**Work to complete**
Print out every record exactly as it appears.

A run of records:
╭──

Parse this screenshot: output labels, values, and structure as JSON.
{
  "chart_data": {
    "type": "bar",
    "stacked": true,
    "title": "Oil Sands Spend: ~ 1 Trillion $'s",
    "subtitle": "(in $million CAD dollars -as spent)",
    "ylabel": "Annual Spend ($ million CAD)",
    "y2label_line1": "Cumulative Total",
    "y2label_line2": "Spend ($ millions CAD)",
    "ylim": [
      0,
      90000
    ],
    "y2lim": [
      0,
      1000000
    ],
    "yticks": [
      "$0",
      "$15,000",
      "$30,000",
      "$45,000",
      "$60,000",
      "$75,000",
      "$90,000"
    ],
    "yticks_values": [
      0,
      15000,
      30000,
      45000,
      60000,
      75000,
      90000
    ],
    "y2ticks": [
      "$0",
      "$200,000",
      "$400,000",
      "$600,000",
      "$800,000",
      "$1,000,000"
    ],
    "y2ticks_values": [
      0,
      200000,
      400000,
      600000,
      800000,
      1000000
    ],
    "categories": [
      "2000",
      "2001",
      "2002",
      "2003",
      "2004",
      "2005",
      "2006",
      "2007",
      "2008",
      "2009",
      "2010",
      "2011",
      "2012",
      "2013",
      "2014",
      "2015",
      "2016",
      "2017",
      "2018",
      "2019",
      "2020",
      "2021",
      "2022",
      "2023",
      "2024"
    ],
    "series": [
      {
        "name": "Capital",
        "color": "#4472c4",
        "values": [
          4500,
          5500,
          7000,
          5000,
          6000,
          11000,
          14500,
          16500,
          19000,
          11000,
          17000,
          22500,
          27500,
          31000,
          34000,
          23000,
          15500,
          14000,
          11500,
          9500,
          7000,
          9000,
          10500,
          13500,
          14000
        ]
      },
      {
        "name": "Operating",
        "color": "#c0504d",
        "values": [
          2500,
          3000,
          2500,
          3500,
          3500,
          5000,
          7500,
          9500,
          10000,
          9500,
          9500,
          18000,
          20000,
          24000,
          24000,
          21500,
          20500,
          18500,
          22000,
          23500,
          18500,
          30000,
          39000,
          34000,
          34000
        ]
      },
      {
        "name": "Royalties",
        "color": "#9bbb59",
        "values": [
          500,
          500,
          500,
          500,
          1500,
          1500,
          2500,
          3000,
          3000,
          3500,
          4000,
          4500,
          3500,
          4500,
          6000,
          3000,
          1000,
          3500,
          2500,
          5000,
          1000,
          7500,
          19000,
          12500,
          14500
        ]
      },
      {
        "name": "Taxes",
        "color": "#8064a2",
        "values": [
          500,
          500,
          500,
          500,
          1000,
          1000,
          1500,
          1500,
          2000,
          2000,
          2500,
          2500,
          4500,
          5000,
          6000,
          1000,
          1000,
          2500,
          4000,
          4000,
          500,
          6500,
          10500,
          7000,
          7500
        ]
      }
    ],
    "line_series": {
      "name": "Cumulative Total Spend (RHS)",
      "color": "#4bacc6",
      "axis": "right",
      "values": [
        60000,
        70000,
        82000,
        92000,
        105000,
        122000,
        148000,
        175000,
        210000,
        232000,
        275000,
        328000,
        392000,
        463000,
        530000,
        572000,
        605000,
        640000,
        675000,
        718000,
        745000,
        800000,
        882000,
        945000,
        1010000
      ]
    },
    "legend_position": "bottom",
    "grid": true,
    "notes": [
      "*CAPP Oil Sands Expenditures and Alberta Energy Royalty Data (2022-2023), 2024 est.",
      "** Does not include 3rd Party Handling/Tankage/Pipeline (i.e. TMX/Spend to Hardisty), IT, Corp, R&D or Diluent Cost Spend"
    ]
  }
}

╰──

**Exercise result**
Parse this screenshot: output labels, values, and structure as JSON.
{
  "chart_data": {
    "type": "bar",
    "stacked": true,
    "title": "Oil Sands Spend: ~ 1 Trillion $'s",
    "subtitle": "(in $million CAD dollars -as spent)",
    "ylabel": "Annual Spend ($ million CAD)",
    "y2label_line1": "Cumulative Total",
    "y2label_line2": "Spend ($ millions CAD)",
    "ylim": [
      0,
      90000
    ],
    "y2lim": [
      0,
      1000000
    ],
    "yticks": [
      "$0",
      "$15,000",
      "$30,000",
      "$45,000",
      "$60,000",
      "$75,000",
      "$90,000"
    ],
    "yticks_values": [
      0,
      15000,
      30000,
      45000,
      60000,
      75000,
      90000
    ],
    "y2ticks": [
      "$0",
      "$200,000",
      "$400,000",
      "$600,000",
      "$800,000",
      "$1,000,000"
    ],
    "y2ticks_values": [
      0,
      200000,
      400000,
      600000,
      800000,
      1000000
    ],
    "categories": [
      "2000",
      "2001",
      "2002",
      "2003",
      "2004",
      "2005",
      "2006",
      "2007",
      "2008",
      "2009",
      "2010",
      "2011",
      "2012",
      "2013",
      "2014",
      "2015",
      "2016",
      "2017",
      "2018",
      "2019",
      "2020",
      "2021",
      "2022",
      "2023",
      "2024"
    ],
    "series": [
      {
        "name": "Capital",
        "color": "#4472c4",
        "values": [
          4500,
          5500,
          7000,
          5000,
          6000,
          11000,
          14500,
          16500,
          19000,
          11000,
          17000,
          22500,
          27500,
          31000,
          34000,
          23000,
          15500,
          14000,
          11500,
          9500,
          7000,
          9000,
          10500,
          13500,
          14000
        ]
      },
      {
        "name": "Operating",
        "color": "#c0504d",
        "values": [
          2500,
          3000,
          2500,
          3500,
          3500,
          5000,
          7500,
          9500,
          10000,
          9500,
          9500,
          18000,
          20000,
          24000,
          24000,
          21500,
          20500,
          18500,
          22000,
          23500,
          18500,
          30000,
          39000,
          34000,
          34000
        ]
      },
      {
        "name": "Royalties",
        "color": "#9bbb59",
        "values": [
          500,
          500,
          500,
          500,
          1500,
          1500,
          2500,
          3000,
          3000,
          3500,
          4000,
          4500,
          3500,
          4500,
          6000,
          3000,
          1000,
          3500,
          2500,
          5000,
          1000,
          7500,
          19000,
          12500,
          14500
        ]
      },
      {
        "name": "Taxes",
        "color": "#8064a2",
        "values": [
          500,
          500,
          500,
          500,
          1000,
          1000,
          1500,
          1500,
          2000,
          2000,
          2500,
          2500,
          4500,
          5000,
          6000,
          1000,
          1000,
          2500,
          4000,
          4000,
          500,
          6500,
          10500,
          7000,
          7500
        ]
      }
    ],
    "line_series": {
      "name": "Cumulative Total Spend (RHS)",
      "color": "#4bacc6",
      "axis": "right",
      "values": [
        60000,
        70000,
        82000,
        92000,
        105000,
        122000,
        148000,
        175000,
        210000,
        232000,
        275000,
        328000,
        392000,
        463000,
        530000,
        572000,
        605000,
        640000,
        675000,
        718000,
        745000,
        800000,
        882000,
        945000,
        1010000
      ]
    },
    "legend_position": "bottom",
    "grid": true,
    "notes": [
      "*CAPP Oil Sands Expenditures and Alberta Energy Royalty Data (2022-2023), 2024 est.",
      "** Does not include 3rd Party Handling/Tankage/Pipeline (i.e. TMX/Spend to Hardisty), IT, Corp, R&D or Diluent Cost Spend"
    ]
  }
}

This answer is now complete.